Dataset entries:
---+---

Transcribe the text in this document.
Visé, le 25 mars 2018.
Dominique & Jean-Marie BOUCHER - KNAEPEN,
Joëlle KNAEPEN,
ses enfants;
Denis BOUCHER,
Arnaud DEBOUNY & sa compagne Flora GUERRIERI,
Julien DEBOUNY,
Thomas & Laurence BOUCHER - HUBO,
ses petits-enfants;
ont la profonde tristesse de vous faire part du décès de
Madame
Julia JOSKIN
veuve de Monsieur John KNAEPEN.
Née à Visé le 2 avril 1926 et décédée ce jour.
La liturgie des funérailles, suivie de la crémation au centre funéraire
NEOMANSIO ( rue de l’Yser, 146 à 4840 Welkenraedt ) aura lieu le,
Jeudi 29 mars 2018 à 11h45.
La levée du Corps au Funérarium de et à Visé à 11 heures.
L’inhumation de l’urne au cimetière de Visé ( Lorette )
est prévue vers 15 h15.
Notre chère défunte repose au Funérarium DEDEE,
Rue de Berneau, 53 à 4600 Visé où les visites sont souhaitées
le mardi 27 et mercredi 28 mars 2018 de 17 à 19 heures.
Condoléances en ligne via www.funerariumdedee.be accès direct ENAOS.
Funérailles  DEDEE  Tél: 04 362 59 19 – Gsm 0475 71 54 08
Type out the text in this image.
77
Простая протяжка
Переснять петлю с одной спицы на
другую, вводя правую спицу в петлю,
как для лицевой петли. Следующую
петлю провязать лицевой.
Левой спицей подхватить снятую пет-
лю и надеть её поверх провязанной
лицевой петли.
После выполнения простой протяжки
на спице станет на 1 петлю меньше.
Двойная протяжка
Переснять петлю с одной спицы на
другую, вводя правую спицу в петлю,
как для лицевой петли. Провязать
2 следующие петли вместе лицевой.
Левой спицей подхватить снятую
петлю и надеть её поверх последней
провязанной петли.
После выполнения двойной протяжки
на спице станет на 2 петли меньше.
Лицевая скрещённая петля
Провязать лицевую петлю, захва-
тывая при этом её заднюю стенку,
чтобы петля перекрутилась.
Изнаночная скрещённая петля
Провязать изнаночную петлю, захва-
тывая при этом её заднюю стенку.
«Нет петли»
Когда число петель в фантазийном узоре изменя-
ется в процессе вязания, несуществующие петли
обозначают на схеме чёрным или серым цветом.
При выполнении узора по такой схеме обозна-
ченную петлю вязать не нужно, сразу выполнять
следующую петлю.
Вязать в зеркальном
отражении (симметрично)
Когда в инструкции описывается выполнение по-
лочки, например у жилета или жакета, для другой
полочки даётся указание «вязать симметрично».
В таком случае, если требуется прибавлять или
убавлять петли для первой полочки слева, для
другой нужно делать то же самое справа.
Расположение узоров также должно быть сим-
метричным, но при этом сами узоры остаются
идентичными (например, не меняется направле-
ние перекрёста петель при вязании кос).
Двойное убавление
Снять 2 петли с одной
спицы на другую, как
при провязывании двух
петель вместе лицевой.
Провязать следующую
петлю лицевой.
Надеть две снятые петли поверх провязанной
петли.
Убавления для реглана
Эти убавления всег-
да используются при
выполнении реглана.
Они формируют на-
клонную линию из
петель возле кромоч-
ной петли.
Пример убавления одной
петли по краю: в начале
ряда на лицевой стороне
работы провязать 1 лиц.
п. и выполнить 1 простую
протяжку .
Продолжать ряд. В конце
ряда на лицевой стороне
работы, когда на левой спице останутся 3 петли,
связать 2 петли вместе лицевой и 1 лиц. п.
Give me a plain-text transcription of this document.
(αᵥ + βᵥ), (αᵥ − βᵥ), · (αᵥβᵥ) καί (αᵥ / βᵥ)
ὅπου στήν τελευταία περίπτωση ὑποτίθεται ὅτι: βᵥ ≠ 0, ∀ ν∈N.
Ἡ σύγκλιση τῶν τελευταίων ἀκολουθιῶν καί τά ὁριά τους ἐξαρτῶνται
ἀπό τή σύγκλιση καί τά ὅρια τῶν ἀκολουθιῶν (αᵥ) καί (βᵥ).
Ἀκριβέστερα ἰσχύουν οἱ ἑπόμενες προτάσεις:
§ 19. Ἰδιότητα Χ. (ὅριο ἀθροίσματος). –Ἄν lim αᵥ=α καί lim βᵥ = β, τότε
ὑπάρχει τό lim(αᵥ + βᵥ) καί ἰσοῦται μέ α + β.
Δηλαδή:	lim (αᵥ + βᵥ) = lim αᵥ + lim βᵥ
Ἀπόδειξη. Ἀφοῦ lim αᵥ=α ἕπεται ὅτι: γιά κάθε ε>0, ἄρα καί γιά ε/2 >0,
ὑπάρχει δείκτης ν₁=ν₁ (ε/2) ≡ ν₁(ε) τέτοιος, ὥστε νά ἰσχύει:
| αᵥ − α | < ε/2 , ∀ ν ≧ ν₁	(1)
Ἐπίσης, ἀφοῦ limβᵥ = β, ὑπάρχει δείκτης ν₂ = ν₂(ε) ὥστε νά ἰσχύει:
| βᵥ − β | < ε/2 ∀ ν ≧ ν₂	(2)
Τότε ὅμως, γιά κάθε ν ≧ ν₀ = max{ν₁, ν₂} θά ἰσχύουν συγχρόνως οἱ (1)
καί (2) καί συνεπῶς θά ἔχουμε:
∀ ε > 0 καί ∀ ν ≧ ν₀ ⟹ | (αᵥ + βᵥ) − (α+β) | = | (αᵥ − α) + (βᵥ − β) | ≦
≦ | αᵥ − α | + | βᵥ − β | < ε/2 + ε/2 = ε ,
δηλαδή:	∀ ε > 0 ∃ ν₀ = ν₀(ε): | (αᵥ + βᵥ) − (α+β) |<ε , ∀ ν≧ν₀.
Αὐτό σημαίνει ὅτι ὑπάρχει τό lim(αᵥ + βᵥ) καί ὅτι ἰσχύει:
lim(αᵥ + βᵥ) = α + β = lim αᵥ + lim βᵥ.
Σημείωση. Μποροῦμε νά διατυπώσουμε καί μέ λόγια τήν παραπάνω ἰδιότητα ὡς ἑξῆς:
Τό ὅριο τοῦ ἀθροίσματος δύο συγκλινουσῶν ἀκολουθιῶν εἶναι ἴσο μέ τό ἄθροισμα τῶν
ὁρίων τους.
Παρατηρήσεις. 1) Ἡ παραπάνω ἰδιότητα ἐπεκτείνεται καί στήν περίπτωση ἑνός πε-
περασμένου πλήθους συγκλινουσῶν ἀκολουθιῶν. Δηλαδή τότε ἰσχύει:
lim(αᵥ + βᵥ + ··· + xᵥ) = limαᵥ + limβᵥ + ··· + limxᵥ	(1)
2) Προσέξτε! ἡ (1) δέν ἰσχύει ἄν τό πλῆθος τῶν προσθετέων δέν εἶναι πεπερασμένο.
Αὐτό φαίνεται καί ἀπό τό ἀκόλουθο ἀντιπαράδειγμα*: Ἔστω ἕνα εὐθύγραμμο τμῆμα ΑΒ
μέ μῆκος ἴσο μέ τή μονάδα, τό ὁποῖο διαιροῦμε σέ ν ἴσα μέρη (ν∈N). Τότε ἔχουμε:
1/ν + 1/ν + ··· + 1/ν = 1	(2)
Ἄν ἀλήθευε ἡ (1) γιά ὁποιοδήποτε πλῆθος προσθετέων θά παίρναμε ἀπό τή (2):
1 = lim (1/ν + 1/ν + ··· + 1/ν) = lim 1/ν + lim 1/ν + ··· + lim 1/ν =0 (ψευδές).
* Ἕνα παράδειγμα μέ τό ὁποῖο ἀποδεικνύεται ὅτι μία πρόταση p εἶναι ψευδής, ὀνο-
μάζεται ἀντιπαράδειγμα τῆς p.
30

---+---

### To do
Give an exact copy of all the data shown above.

### Exercise solution
Transcribe the text in this document.
Visé, le 25 mars 2018.
Dominique & Jean-Marie BOUCHER - KNAEPEN,
Joëlle KNAEPEN,
ses enfants;
Denis BOUCHER,
Arnaud DEBOUNY & sa compagne Flora GUERRIERI,
Julien DEBOUNY,
Thomas & Laurence BOUCHER - HUBO,
ses petits-enfants;
ont la profonde tristesse de vous faire part du décès de
Madame
Julia JOSKIN
veuve de Monsieur John KNAEPEN.
Née à Visé le 2 avril 1926 et décédée ce jour.
La liturgie des funérailles, suivie de la crémation au centre funéraire
NEOMANSIO ( rue de l’Yser, 146 à 4840 Welkenraedt ) aura lieu le,
Jeudi 29 mars 2018 à 11h45.
La levée du Corps au Funérarium de et à Visé à 11 heures.
L’inhumation de l’urne au cimetière de Visé ( Lorette )
est prévue vers 15 h15.
Notre chère défunte repose au Funérarium DEDEE,
Rue de Berneau, 53 à 4600 Visé où les visites sont souhaitées
le mardi 27 et mercredi 28 mars 2018 de 17 à 19 heures.
Condoléances en ligne via www.funerariumdedee.be accès direct ENAOS.
Funérailles  DEDEE  Tél: 04 362 59 19 – Gsm 0475 71 54 08
Type out the text in this image.
77
Простая протяжка
Переснять петлю с одной спицы на
другую, вводя правую спицу в петлю,
как для лицевой петли. Следующую
петлю провязать лицевой.
Левой спицей подхватить снятую пет-
лю и надеть её поверх провязанной
лицевой петли.
После выполнения простой протяжки
на спице станет на 1 петлю меньше.
Двойная протяжка
Переснять петлю с одной спицы на
другую, вводя правую спицу в петлю,
как для лицевой петли. Провязать
2 следующие петли вместе лицевой.
Левой спицей подхватить снятую
петлю и надеть её поверх последней
провязанной петли.
После выполнения двойной протяжки
на спице станет на 2 петли меньше.
Лицевая скрещённая петля
Провязать лицевую петлю, захва-
тывая при этом её заднюю стенку,
чтобы петля перекрутилась.
Изнаночная скрещённая петля
Провязать изнаночную петлю, захва-
тывая при этом её заднюю стенку.
«Нет петли»
Когда число петель в фантазийном узоре изменя-
ется в процессе вязания, несуществующие петли
обозначают на схеме чёрным или серым цветом.
При выполнении узора по такой схеме обозна-
ченную петлю вязать не нужно, сразу выполнять
следующую петлю.
Вязать в зеркальном
отражении (симметрично)
Когда в инструкции описывается выполнение по-
лочки, например у жилета или жакета, для другой
полочки даётся указание «вязать симметрично».
В таком случае, если требуется прибавлять или
убавлять петли для первой полочки слева, для
другой нужно делать то же самое справа.
Расположение узоров также должно быть сим-
метричным, но при этом сами узоры остаются
идентичными (например, не меняется направле-
ние перекрёста петель при вязании кос).
Двойное убавление
Снять 2 петли с одной
спицы на другую, как
при провязывании двух
петель вместе лицевой.
Провязать следующую
петлю лицевой.
Надеть две снятые петли поверх провязанной
петли.
Убавления для реглана
Эти убавления всег-
да используются при
выполнении реглана.
Они формируют на-
клонную линию из
петель возле кромоч-
ной петли.
Пример убавления одной
петли по краю: в начале
ряда на лицевой стороне
работы провязать 1 лиц.
п. и выполнить 1 простую
протяжку .
Продолжать ряд. В конце
ряда на лицевой стороне
работы, когда на левой спице останутся 3 петли,
связать 2 петли вместе лицевой и 1 лиц. п.
Give me a plain-text transcription of this document.
(αᵥ + βᵥ), (αᵥ − βᵥ), · (αᵥβᵥ) καί (αᵥ / βᵥ)
ὅπου στήν τελευταία περίπτωση ὑποτίθεται ὅτι: βᵥ ≠ 0, ∀ ν∈N.
Ἡ σύγκλιση τῶν τελευταίων ἀκολουθιῶν καί τά ὁριά τους ἐξαρτῶνται
ἀπό τή σύγκλιση καί τά ὅρια τῶν ἀκολουθιῶν (αᵥ) καί (βᵥ).
Ἀκριβέστερα ἰσχύουν οἱ ἑπόμενες προτάσεις:
§ 19. Ἰδιότητα Χ. (ὅριο ἀθροίσματος). –Ἄν lim αᵥ=α καί lim βᵥ = β, τότε
ὑπάρχει τό lim(αᵥ + βᵥ) καί ἰσοῦται μέ α + β.
Δηλαδή:	lim (αᵥ + βᵥ) = lim αᵥ + lim βᵥ
Ἀπόδειξη. Ἀφοῦ lim αᵥ=α ἕπεται ὅτι: γιά κάθε ε>0, ἄρα καί γιά ε/2 >0,
ὑπάρχει δείκτης ν₁=ν₁ (ε/2) ≡ ν₁(ε) τέτοιος, ὥστε νά ἰσχύει:
| αᵥ − α | < ε/2 , ∀ ν ≧ ν₁	(1)
Ἐπίσης, ἀφοῦ limβᵥ = β, ὑπάρχει δείκτης ν₂ = ν₂(ε) ὥστε νά ἰσχύει:
| βᵥ − β | < ε/2 ∀ ν ≧ ν₂	(2)
Τότε ὅμως, γιά κάθε ν ≧ ν₀ = max{ν₁, ν₂} θά ἰσχύουν συγχρόνως οἱ (1)
καί (2) καί συνεπῶς θά ἔχουμε:
∀ ε > 0 καί ∀ ν ≧ ν₀ ⟹ | (αᵥ + βᵥ) − (α+β) | = | (αᵥ − α) + (βᵥ − β) | ≦
≦ | αᵥ − α | + | βᵥ − β | < ε/2 + ε/2 = ε ,
δηλαδή:	∀ ε > 0 ∃ ν₀ = ν₀(ε): | (αᵥ + βᵥ) − (α+β) |<ε , ∀ ν≧ν₀.
Αὐτό σημαίνει ὅτι ὑπάρχει τό lim(αᵥ + βᵥ) καί ὅτι ἰσχύει:
lim(αᵥ + βᵥ) = α + β = lim αᵥ + lim βᵥ.
Σημείωση. Μποροῦμε νά διατυπώσουμε καί μέ λόγια τήν παραπάνω ἰδιότητα ὡς ἑξῆς:
Τό ὅριο τοῦ ἀθροίσματος δύο συγκλινουσῶν ἀκολουθιῶν εἶναι ἴσο μέ τό ἄθροισμα τῶν
ὁρίων τους.
Παρατηρήσεις. 1) Ἡ παραπάνω ἰδιότητα ἐπεκτείνεται καί στήν περίπτωση ἑνός πε-
περασμένου πλήθους συγκλινουσῶν ἀκολουθιῶν. Δηλαδή τότε ἰσχύει:
lim(αᵥ + βᵥ + ··· + xᵥ) = limαᵥ + limβᵥ + ··· + limxᵥ	(1)
2) Προσέξτε! ἡ (1) δέν ἰσχύει ἄν τό πλῆθος τῶν προσθετέων δέν εἶναι πεπερασμένο.
Αὐτό φαίνεται καί ἀπό τό ἀκόλουθο ἀντιπαράδειγμα*: Ἔστω ἕνα εὐθύγραμμο τμῆμα ΑΒ
μέ μῆκος ἴσο μέ τή μονάδα, τό ὁποῖο διαιροῦμε σέ ν ἴσα μέρη (ν∈N). Τότε ἔχουμε:
1/ν + 1/ν + ··· + 1/ν = 1	(2)
Ἄν ἀλήθευε ἡ (1) γιά ὁποιοδήποτε πλῆθος προσθετέων θά παίρναμε ἀπό τή (2):
1 = lim (1/ν + 1/ν + ··· + 1/ν) = lim 1/ν + lim 1/ν + ··· + lim 1/ν =0 (ψευδές).
* Ἕνα παράδειγμα μέ τό ὁποῖο ἀποδεικνύεται ὅτι μία πρόταση p εἶναι ψευδής, ὀνο-
μάζεται ἀντιπαράδειγμα τῆς p.
30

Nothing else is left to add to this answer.